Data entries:
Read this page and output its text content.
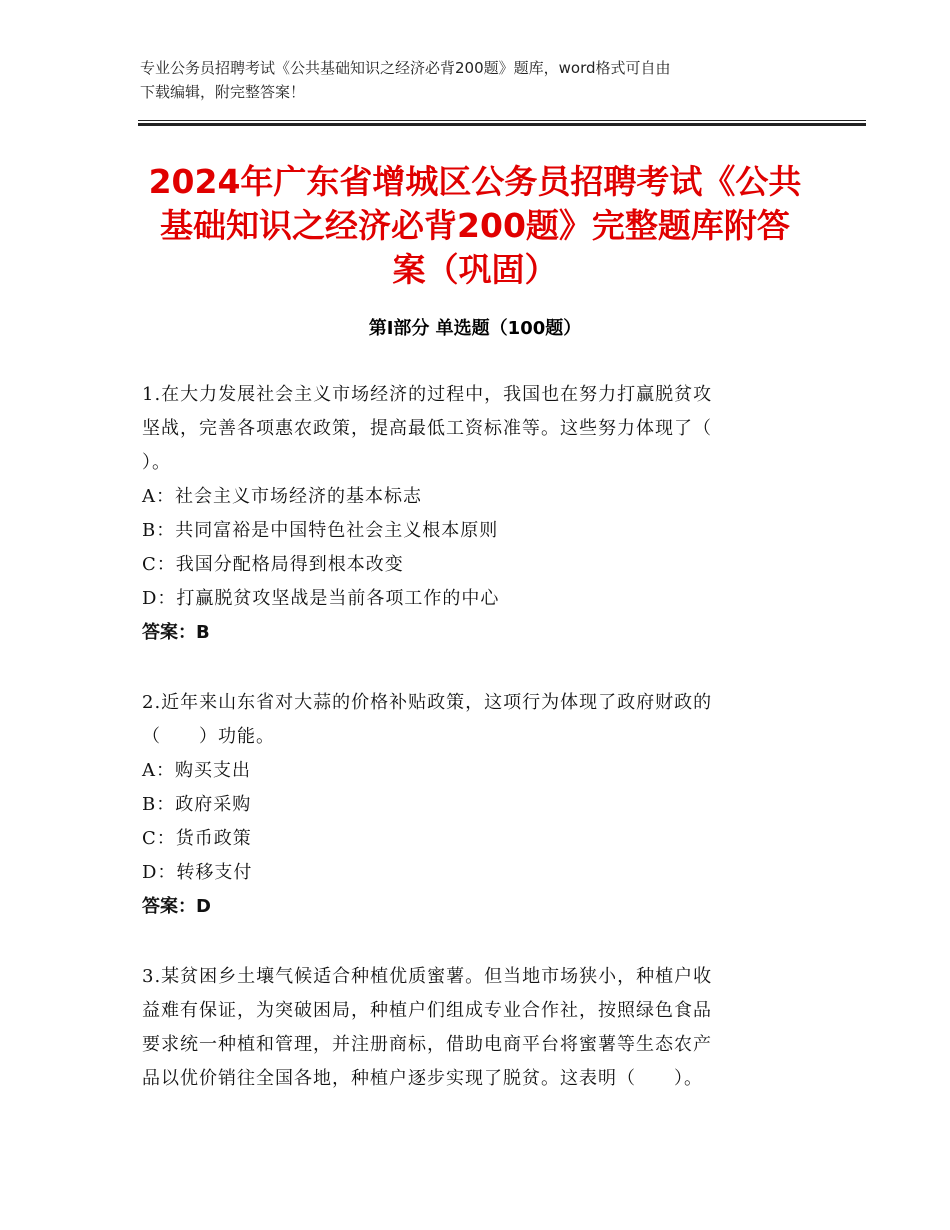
专业公务员招聘考试《公共基础知识之经济必背200题》题库，word格式可自由
下载编辑，附完整答案！
2024年广东省增城区公务员招聘考试《公共
基础知识之经济必背200题》完整题库附答
案（巩固）
第Ⅰ部分 单选题（100题）

1.在大力发展社会主义市场经济的过程中，我国也在努力打赢脱贫攻

坚战，完善各项惠农政策，提高最低工资标准等。这些努力体现了（

）。

A：社会主义市场经济的基本标志

B：共同富裕是中国特色社会主义根本原则

C：我国分配格局得到根本改变

D：打赢脱贫攻坚战是当前各项工作的中心

答案：B

2.近年来山东省对大蒜的价格补贴政策，这项行为体现了政府财政的

（　　）功能。

A：购买支出

B：政府采购

C：货币政策

D：转移支付

答案：D

3.某贫困乡土壤气候适合种植优质蜜薯。但当地市场狭小，种植户收

益难有保证，为突破困局，种植户们组成专业合作社，按照绿色食品

要求统一种植和管理，并注册商标，借助电商平台将蜜薯等生态农产

品以优价销往全国各地，种植户逐步实现了脱贫。这表明（　　）。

**TASK:**
Go back to the records above and write them out exactly, without the pictures.

**FULL ANSWER:**
Read this page and output its text content.
专业公务员招聘考试《公共基础知识之经济必背200题》题库，word格式可自由
下载编辑，附完整答案！
2024年广东省增城区公务员招聘考试《公共
基础知识之经济必背200题》完整题库附答
案（巩固）
第Ⅰ部分 单选题（100题）

1.在大力发展社会主义市场经济的过程中，我国也在努力打赢脱贫攻

坚战，完善各项惠农政策，提高最低工资标准等。这些努力体现了（

）。

A：社会主义市场经济的基本标志

B：共同富裕是中国特色社会主义根本原则

C：我国分配格局得到根本改变

D：打赢脱贫攻坚战是当前各项工作的中心

答案：B

2.近年来山东省对大蒜的价格补贴政策，这项行为体现了政府财政的

（　　）功能。

A：购买支出

B：政府采购

C：货币政策

D：转移支付

答案：D

3.某贫困乡土壤气候适合种植优质蜜薯。但当地市场狭小，种植户收

益难有保证，为突破困局，种植户们组成专业合作社，按照绿色食品

要求统一种植和管理，并注册商标，借助电商平台将蜜薯等生态农产

品以优价销往全国各地，种植户逐步实现了脱贫。这表明（　　）。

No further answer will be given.